──────── Input for this task ────────

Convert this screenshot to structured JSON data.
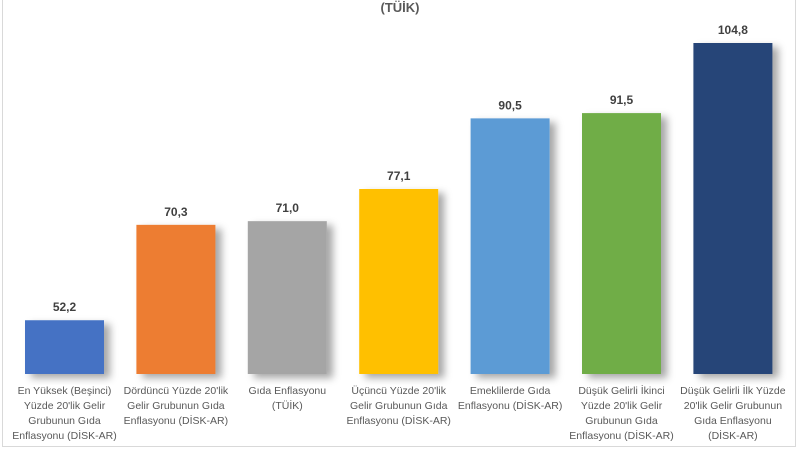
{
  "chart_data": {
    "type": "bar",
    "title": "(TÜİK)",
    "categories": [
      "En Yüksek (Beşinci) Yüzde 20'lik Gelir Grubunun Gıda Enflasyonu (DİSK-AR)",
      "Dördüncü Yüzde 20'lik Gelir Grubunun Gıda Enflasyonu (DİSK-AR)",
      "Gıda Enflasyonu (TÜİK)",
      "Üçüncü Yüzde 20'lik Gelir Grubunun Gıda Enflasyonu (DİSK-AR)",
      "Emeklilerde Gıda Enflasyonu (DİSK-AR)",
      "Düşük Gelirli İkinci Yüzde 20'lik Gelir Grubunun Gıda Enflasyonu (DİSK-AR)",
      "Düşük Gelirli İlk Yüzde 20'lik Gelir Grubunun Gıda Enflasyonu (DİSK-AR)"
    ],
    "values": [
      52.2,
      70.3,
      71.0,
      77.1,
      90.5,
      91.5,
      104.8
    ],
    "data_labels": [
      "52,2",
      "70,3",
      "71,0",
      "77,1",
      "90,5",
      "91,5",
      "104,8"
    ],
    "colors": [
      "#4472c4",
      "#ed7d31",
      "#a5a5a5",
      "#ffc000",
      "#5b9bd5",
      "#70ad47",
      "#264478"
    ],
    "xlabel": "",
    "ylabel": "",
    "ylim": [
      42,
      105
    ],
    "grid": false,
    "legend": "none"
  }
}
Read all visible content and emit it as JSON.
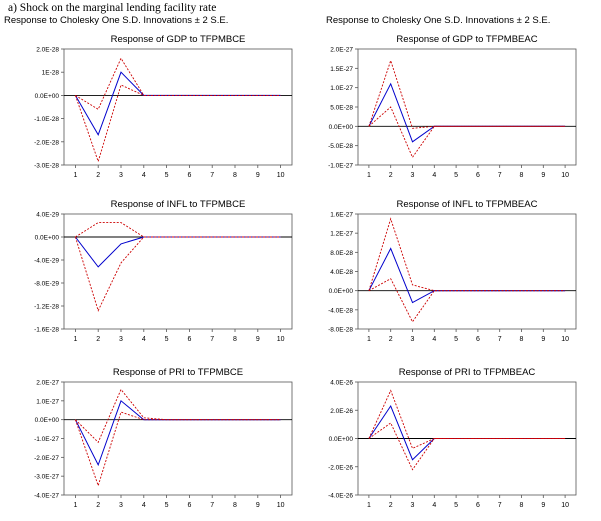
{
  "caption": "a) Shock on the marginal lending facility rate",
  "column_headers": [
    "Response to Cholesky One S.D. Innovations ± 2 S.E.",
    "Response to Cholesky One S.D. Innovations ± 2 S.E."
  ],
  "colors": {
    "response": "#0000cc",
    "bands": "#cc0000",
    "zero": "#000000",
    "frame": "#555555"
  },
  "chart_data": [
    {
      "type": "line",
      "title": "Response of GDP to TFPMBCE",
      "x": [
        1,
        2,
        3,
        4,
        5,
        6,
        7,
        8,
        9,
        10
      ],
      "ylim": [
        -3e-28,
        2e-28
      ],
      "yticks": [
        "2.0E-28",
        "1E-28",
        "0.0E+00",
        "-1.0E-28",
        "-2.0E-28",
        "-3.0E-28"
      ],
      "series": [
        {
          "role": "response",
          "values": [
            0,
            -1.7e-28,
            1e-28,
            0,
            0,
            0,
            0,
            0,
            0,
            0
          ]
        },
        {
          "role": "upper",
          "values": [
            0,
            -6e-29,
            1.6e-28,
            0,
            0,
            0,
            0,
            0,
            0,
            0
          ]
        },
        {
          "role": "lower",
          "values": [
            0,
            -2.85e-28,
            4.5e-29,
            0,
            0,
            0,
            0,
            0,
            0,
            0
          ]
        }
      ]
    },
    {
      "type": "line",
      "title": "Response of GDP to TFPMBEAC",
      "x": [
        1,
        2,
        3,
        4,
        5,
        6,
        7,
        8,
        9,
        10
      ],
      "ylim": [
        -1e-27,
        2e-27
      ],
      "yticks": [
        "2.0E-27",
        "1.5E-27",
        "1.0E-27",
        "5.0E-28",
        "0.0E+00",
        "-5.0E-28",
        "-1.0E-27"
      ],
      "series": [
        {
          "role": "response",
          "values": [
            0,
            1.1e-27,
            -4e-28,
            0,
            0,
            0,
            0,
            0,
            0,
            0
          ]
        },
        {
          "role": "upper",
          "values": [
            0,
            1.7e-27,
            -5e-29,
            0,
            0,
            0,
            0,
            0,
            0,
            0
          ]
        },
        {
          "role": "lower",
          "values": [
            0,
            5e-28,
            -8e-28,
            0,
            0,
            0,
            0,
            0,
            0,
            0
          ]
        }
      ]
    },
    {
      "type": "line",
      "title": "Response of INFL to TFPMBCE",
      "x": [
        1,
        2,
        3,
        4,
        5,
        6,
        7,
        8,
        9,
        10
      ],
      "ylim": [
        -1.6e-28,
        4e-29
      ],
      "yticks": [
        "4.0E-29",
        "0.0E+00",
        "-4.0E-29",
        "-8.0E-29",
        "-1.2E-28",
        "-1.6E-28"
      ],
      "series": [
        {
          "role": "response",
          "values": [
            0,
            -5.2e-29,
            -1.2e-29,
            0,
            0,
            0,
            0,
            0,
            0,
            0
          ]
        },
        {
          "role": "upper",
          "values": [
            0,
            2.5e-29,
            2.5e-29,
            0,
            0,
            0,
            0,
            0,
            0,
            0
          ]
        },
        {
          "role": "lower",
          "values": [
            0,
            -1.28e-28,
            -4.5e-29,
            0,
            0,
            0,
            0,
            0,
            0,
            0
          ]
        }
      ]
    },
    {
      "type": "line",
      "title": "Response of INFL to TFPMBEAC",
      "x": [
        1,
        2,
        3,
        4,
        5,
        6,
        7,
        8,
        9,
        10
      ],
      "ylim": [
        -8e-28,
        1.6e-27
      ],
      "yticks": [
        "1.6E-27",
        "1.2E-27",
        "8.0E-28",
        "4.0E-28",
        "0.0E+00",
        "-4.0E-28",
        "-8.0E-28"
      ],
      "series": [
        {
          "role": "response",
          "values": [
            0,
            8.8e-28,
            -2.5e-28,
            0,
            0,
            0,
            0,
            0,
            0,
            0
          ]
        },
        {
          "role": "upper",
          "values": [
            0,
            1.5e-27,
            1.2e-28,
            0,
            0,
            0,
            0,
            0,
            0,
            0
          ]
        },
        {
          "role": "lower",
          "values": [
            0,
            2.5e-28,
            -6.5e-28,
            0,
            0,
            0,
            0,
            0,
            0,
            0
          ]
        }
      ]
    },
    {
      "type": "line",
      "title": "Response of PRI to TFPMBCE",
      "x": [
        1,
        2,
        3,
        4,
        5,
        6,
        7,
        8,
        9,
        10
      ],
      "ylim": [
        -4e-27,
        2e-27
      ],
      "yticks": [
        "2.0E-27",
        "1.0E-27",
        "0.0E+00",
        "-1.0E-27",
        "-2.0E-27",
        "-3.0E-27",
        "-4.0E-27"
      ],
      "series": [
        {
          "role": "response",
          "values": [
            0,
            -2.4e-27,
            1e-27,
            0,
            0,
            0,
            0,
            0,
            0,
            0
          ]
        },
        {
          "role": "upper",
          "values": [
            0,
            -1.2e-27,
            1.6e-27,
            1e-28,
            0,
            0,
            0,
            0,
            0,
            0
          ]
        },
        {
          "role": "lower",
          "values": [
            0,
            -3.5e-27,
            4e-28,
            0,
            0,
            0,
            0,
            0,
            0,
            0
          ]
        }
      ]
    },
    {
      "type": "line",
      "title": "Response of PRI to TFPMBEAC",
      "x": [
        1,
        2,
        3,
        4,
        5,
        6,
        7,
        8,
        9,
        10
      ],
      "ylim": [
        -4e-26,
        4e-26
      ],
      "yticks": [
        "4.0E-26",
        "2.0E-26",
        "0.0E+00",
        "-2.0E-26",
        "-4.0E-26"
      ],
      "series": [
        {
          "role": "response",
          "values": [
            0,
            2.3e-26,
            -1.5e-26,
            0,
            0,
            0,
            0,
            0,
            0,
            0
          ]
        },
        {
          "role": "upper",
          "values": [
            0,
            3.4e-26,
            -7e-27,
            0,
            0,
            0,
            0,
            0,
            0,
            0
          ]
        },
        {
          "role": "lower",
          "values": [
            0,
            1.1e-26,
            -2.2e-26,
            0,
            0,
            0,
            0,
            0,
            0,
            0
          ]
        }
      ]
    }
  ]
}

────────

All of the lines above should be printed exactly, minus the pictures.

Convert this screenshot to structured JSON data.
{
  "chart_data": {
    "type": "bar",
    "title": "(TÜİK)",
    "categories": [
      "En Yüksek (Beşinci) Yüzde 20'lik Gelir Grubunun Gıda Enflasyonu (DİSK-AR)",
      "Dördüncü Yüzde 20'lik Gelir Grubunun Gıda Enflasyonu (DİSK-AR)",
      "Gıda Enflasyonu (TÜİK)",
      "Üçüncü Yüzde 20'lik Gelir Grubunun Gıda Enflasyonu (DİSK-AR)",
      "Emeklilerde Gıda Enflasyonu (DİSK-AR)",
      "Düşük Gelirli İkinci Yüzde 20'lik Gelir Grubunun Gıda Enflasyonu (DİSK-AR)",
      "Düşük Gelirli İlk Yüzde 20'lik Gelir Grubunun Gıda Enflasyonu (DİSK-AR)"
    ],
    "values": [
      52.2,
      70.3,
      71.0,
      77.1,
      90.5,
      91.5,
      104.8
    ],
    "data_labels": [
      "52,2",
      "70,3",
      "71,0",
      "77,1",
      "90,5",
      "91,5",
      "104,8"
    ],
    "colors": [
      "#4472c4",
      "#ed7d31",
      "#a5a5a5",
      "#ffc000",
      "#5b9bd5",
      "#70ad47",
      "#264478"
    ],
    "xlabel": "",
    "ylabel": "",
    "ylim": [
      42,
      105
    ],
    "grid": false,
    "legend": "none"
  }
}
Read all visible content and emit it as JSON.
{
  "caption": "a) Shock on the marginal lending facility rate",
  "column_headers": [
    "Response to Cholesky One S.D. Innovations ± 2 S.E.",
    "Response to Cholesky One S.D. Innovations ± 2 S.E."
  ],
  "colors": {
    "response": "#0000cc",
    "bands": "#cc0000",
    "zero": "#000000",
    "frame": "#555555"
  },
  "chart_data": [
    {
      "type": "line",
      "title": "Response of GDP to TFPMBCE",
      "x": [
        1,
        2,
        3,
        4,
        5,
        6,
        7,
        8,
        9,
        10
      ],
      "ylim": [
        -3e-28,
        2e-28
      ],
      "yticks": [
        "2.0E-28",
        "1E-28",
        "0.0E+00",
        "-1.0E-28",
        "-2.0E-28",
        "-3.0E-28"
      ],
      "series": [
        {
          "role": "response",
          "values": [
            0,
            -1.7e-28,
            1e-28,
            0,
            0,
            0,
            0,
            0,
            0,
            0
          ]
        },
        {
          "role": "upper",
          "values": [
            0,
            -6e-29,
            1.6e-28,
            0,
            0,
            0,
            0,
            0,
            0,
            0
          ]
        },
        {
          "role": "lower",
          "values": [
            0,
            -2.85e-28,
            4.5e-29,
            0,
            0,
            0,
            0,
            0,
            0,
            0
          ]
        }
      ]
    },
    {
      "type": "line",
      "title": "Response of GDP to TFPMBEAC",
      "x": [
        1,
        2,
        3,
        4,
        5,
        6,
        7,
        8,
        9,
        10
      ],
      "ylim": [
        -1e-27,
        2e-27
      ],
      "yticks": [
        "2.0E-27",
        "1.5E-27",
        "1.0E-27",
        "5.0E-28",
        "0.0E+00",
        "-5.0E-28",
        "-1.0E-27"
      ],
      "series": [
        {
          "role": "response",
          "values": [
            0,
            1.1e-27,
            -4e-28,
            0,
            0,
            0,
            0,
            0,
            0,
            0
          ]
        },
        {
          "role": "upper",
          "values": [
            0,
            1.7e-27,
            -5e-29,
            0,
            0,
            0,
            0,
            0,
            0,
            0
          ]
        },
        {
          "role": "lower",
          "values": [
            0,
            5e-28,
            -8e-28,
            0,
            0,
            0,
            0,
            0,
            0,
            0
          ]
        }
      ]
    },
    {
      "type": "line",
      "title": "Response of INFL to TFPMBCE",
      "x": [
        1,
        2,
        3,
        4,
        5,
        6,
        7,
        8,
        9,
        10
      ],
      "ylim": [
        -1.6e-28,
        4e-29
      ],
      "yticks": [
        "4.0E-29",
        "0.0E+00",
        "-4.0E-29",
        "-8.0E-29",
        "-1.2E-28",
        "-1.6E-28"
      ],
      "series": [
        {
          "role": "response",
          "values": [
            0,
            -5.2e-29,
            -1.2e-29,
            0,
            0,
            0,
            0,
            0,
            0,
            0
          ]
        },
        {
          "role": "upper",
          "values": [
            0,
            2.5e-29,
            2.5e-29,
            0,
            0,
            0,
            0,
            0,
            0,
            0
          ]
        },
        {
          "role": "lower",
          "values": [
            0,
            -1.28e-28,
            -4.5e-29,
            0,
            0,
            0,
            0,
            0,
            0,
            0
          ]
        }
      ]
    },
    {
      "type": "line",
      "title": "Response of INFL to TFPMBEAC",
      "x": [
        1,
        2,
        3,
        4,
        5,
        6,
        7,
        8,
        9,
        10
      ],
      "ylim": [
        -8e-28,
        1.6e-27
      ],
      "yticks": [
        "1.6E-27",
        "1.2E-27",
        "8.0E-28",
        "4.0E-28",
        "0.0E+00",
        "-4.0E-28",
        "-8.0E-28"
      ],
      "series": [
        {
          "role": "response",
          "values": [
            0,
            8.8e-28,
            -2.5e-28,
            0,
            0,
            0,
            0,
            0,
            0,
            0
          ]
        },
        {
          "role": "upper",
          "values": [
            0,
            1.5e-27,
            1.2e-28,
            0,
            0,
            0,
            0,
            0,
            0,
            0
          ]
        },
        {
          "role": "lower",
          "values": [
            0,
            2.5e-28,
            -6.5e-28,
            0,
            0,
            0,
            0,
            0,
            0,
            0
          ]
        }
      ]
    },
    {
      "type": "line",
      "title": "Response of PRI to TFPMBCE",
      "x": [
        1,
        2,
        3,
        4,
        5,
        6,
        7,
        8,
        9,
        10
      ],
      "ylim": [
        -4e-27,
        2e-27
      ],
      "yticks": [
        "2.0E-27",
        "1.0E-27",
        "0.0E+00",
        "-1.0E-27",
        "-2.0E-27",
        "-3.0E-27",
        "-4.0E-27"
      ],
      "series": [
        {
          "role": "response",
          "values": [
            0,
            -2.4e-27,
            1e-27,
            0,
            0,
            0,
            0,
            0,
            0,
            0
          ]
        },
        {
          "role": "upper",
          "values": [
            0,
            -1.2e-27,
            1.6e-27,
            1e-28,
            0,
            0,
            0,
            0,
            0,
            0
          ]
        },
        {
          "role": "lower",
          "values": [
            0,
            -3.5e-27,
            4e-28,
            0,
            0,
            0,
            0,
            0,
            0,
            0
          ]
        }
      ]
    },
    {
      "type": "line",
      "title": "Response of PRI to TFPMBEAC",
      "x": [
        1,
        2,
        3,
        4,
        5,
        6,
        7,
        8,
        9,
        10
      ],
      "ylim": [
        -4e-26,
        4e-26
      ],
      "yticks": [
        "4.0E-26",
        "2.0E-26",
        "0.0E+00",
        "-2.0E-26",
        "-4.0E-26"
      ],
      "series": [
        {
          "role": "response",
          "values": [
            0,
            2.3e-26,
            -1.5e-26,
            0,
            0,
            0,
            0,
            0,
            0,
            0
          ]
        },
        {
          "role": "upper",
          "values": [
            0,
            3.4e-26,
            -7e-27,
            0,
            0,
            0,
            0,
            0,
            0,
            0
          ]
        },
        {
          "role": "lower",
          "values": [
            0,
            1.1e-26,
            -2.2e-26,
            0,
            0,
            0,
            0,
            0,
            0,
            0
          ]
        }
      ]
    }
  ]
}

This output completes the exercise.